*Goal*
Where a line below holds the string "this", copy that line.

## Begin

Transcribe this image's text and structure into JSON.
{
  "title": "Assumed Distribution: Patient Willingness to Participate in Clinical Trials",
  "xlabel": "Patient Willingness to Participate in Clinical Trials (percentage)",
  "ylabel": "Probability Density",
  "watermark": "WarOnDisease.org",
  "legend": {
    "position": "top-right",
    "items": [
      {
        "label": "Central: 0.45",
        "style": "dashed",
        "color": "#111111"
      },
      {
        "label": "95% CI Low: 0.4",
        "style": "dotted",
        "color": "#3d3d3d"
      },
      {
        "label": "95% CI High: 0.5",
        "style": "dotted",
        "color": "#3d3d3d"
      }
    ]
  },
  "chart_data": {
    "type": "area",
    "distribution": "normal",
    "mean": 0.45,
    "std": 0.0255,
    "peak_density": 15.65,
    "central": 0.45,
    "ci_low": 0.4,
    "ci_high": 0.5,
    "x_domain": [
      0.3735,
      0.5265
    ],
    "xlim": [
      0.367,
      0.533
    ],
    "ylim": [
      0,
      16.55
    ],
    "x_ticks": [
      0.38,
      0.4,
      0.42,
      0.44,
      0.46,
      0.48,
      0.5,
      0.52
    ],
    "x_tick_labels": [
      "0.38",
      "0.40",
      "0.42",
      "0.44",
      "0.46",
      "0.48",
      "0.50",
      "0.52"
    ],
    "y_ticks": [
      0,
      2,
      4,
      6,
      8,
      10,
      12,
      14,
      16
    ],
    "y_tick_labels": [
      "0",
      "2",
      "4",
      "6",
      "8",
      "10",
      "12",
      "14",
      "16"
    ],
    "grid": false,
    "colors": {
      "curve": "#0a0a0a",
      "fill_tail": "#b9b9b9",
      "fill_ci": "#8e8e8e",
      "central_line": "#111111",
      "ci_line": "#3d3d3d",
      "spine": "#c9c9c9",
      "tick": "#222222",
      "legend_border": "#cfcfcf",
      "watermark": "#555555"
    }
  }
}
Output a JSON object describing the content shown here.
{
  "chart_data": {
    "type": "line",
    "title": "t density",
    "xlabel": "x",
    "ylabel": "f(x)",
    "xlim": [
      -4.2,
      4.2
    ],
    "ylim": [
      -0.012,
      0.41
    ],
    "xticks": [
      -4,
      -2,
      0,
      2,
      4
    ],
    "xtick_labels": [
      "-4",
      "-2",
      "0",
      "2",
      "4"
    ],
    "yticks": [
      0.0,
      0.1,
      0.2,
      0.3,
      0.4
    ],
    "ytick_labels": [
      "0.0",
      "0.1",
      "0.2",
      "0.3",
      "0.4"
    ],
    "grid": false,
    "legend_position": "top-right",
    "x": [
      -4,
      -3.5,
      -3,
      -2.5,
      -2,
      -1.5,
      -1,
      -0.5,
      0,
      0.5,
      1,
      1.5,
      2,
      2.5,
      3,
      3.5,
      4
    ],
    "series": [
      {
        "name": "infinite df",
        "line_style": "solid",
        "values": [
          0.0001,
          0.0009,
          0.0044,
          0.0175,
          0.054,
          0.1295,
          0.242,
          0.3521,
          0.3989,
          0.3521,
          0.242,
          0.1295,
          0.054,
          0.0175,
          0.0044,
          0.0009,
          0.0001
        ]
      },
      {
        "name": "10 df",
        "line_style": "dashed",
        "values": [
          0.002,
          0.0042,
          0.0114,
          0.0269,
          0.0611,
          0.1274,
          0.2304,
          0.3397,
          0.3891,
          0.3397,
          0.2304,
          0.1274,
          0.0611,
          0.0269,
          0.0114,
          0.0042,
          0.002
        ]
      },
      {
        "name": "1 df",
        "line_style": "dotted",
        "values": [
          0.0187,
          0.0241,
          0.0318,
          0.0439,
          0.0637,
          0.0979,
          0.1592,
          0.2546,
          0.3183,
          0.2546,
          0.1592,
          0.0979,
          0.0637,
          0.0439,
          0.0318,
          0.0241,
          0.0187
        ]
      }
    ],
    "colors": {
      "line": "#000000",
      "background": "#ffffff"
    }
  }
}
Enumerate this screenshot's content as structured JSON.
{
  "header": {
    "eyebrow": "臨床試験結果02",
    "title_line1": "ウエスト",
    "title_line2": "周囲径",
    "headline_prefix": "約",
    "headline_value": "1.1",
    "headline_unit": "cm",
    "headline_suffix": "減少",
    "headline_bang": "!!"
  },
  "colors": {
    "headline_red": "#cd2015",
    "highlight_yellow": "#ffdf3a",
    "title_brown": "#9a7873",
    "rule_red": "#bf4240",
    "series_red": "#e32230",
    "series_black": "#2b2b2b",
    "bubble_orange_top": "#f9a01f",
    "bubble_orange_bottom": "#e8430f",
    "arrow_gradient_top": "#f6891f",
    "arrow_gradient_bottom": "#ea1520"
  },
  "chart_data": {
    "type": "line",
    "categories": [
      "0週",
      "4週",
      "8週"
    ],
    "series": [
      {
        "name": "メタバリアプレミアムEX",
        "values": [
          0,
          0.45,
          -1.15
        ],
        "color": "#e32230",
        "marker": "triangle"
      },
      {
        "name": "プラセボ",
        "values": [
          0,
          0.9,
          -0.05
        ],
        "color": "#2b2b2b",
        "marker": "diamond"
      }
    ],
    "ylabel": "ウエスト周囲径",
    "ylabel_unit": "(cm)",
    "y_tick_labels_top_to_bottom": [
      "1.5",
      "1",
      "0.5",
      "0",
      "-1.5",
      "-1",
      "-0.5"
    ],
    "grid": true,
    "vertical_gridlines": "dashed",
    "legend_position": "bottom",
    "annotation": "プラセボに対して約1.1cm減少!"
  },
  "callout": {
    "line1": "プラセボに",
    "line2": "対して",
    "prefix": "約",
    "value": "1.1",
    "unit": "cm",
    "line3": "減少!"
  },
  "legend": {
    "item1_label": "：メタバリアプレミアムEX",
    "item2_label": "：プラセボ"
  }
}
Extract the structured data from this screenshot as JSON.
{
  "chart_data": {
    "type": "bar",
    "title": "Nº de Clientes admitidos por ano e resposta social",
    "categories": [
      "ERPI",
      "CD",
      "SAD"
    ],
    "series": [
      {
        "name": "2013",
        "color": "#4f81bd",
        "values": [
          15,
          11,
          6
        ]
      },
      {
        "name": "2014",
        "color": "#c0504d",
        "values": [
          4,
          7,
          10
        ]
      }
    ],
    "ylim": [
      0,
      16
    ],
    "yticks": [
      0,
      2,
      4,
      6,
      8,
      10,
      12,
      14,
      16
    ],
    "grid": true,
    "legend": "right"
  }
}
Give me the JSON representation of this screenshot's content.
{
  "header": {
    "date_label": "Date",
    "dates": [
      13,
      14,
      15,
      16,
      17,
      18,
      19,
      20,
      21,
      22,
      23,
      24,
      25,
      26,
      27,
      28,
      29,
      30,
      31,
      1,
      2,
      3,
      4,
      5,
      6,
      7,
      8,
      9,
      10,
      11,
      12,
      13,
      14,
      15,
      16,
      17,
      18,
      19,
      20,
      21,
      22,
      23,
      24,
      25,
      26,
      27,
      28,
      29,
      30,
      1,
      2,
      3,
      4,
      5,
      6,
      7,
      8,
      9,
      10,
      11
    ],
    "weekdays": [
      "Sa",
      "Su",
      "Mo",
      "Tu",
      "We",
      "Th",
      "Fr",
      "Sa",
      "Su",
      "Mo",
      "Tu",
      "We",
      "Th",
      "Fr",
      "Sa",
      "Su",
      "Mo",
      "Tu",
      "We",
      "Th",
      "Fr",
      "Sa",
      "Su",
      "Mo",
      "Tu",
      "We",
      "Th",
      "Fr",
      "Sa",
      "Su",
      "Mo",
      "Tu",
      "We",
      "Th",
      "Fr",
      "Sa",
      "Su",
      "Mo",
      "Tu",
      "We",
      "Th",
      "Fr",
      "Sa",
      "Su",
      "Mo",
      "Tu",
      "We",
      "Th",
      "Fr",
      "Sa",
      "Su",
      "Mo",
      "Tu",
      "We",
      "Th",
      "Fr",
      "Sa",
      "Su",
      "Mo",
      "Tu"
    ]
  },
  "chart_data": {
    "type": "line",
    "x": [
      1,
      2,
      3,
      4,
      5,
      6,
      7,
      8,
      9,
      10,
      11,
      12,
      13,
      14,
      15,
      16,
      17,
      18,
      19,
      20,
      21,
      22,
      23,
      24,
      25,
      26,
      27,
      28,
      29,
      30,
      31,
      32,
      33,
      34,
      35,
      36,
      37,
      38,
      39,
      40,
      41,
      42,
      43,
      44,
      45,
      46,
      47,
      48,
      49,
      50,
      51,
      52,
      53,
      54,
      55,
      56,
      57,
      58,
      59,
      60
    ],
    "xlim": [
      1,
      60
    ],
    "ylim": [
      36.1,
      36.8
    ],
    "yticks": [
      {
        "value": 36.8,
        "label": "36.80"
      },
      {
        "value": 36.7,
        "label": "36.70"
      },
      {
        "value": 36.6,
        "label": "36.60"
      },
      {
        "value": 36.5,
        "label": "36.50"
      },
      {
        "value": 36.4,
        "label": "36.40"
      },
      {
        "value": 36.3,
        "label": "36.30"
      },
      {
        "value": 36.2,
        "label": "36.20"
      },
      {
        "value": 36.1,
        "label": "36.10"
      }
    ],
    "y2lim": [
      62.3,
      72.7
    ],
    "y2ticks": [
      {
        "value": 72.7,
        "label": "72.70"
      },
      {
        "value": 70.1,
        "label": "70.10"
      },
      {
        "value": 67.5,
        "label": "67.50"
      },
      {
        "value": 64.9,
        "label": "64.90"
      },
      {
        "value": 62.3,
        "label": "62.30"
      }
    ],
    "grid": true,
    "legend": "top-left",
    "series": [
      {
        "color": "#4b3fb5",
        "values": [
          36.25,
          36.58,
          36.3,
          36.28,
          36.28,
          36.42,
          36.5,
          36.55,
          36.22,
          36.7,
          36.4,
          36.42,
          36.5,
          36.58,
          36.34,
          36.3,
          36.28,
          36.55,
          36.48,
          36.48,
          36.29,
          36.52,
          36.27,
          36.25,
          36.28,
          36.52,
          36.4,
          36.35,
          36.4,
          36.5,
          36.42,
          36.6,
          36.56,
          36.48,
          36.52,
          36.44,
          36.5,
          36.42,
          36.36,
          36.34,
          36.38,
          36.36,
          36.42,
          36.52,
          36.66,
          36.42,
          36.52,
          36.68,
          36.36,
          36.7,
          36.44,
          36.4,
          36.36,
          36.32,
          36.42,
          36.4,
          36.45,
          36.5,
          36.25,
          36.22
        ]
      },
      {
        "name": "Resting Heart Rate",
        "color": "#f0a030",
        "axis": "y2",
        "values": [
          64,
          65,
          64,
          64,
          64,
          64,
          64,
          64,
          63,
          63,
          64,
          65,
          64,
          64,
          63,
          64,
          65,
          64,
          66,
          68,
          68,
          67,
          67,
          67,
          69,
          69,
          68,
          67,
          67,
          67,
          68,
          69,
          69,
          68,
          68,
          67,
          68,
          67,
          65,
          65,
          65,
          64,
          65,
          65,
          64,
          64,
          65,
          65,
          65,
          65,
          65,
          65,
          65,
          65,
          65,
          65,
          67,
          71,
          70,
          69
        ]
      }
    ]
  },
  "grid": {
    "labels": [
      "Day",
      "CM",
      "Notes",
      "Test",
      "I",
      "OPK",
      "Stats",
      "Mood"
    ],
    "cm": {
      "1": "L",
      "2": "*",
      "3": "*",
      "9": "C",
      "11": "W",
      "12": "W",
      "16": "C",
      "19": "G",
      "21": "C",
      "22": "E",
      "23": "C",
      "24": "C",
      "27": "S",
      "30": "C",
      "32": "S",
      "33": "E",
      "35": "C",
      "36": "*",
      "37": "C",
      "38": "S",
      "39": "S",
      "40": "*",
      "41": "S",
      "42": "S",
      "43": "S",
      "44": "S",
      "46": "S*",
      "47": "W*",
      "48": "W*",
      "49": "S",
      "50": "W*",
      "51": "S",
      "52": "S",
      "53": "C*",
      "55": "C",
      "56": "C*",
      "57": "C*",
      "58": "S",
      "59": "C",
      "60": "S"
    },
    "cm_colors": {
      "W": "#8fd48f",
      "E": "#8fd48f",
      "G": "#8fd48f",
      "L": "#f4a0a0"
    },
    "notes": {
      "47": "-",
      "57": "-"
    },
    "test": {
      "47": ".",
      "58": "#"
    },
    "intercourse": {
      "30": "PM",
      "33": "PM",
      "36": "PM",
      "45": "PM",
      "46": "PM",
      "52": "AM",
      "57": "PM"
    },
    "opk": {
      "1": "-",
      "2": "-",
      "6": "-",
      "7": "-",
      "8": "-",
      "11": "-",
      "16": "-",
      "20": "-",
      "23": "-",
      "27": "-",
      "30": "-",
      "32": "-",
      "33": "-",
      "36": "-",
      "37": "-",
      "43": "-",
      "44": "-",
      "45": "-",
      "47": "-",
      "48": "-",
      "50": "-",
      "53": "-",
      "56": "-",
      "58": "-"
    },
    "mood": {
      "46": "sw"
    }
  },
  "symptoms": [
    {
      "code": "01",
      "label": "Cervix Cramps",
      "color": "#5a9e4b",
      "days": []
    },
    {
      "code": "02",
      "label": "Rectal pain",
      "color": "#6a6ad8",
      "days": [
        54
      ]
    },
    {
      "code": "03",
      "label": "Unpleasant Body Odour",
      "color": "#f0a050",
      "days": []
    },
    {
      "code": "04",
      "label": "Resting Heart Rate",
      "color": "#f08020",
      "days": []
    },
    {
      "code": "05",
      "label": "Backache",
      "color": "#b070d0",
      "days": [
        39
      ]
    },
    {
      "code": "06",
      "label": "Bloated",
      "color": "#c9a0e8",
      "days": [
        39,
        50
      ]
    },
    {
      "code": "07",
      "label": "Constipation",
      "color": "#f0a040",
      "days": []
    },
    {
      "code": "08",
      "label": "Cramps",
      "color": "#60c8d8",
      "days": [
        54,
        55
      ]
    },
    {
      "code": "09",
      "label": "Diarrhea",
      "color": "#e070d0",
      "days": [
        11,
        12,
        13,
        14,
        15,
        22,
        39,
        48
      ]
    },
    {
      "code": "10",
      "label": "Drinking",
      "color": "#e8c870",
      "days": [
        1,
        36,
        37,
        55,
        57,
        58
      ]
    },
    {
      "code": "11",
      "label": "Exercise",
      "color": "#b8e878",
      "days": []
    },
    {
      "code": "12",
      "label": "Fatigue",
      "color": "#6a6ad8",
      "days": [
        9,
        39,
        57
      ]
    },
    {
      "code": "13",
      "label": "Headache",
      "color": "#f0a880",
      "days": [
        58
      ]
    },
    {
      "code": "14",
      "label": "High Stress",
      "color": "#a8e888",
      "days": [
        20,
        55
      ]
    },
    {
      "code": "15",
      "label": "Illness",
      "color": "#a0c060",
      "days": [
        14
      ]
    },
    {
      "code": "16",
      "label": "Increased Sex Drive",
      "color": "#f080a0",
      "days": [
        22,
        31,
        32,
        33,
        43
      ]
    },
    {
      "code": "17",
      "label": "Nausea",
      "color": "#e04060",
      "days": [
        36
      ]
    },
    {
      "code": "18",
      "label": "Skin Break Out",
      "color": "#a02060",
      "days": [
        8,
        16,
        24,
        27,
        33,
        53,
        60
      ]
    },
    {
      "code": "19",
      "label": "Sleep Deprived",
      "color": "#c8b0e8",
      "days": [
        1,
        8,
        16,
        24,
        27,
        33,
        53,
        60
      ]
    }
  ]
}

## End

*Expected answer*
Transcribe this image's text and structure into JSON.
Enumerate this screenshot's content as structured JSON.
Extract the structured data from this screenshot as JSON.
Give me the JSON representation of this screenshot's content.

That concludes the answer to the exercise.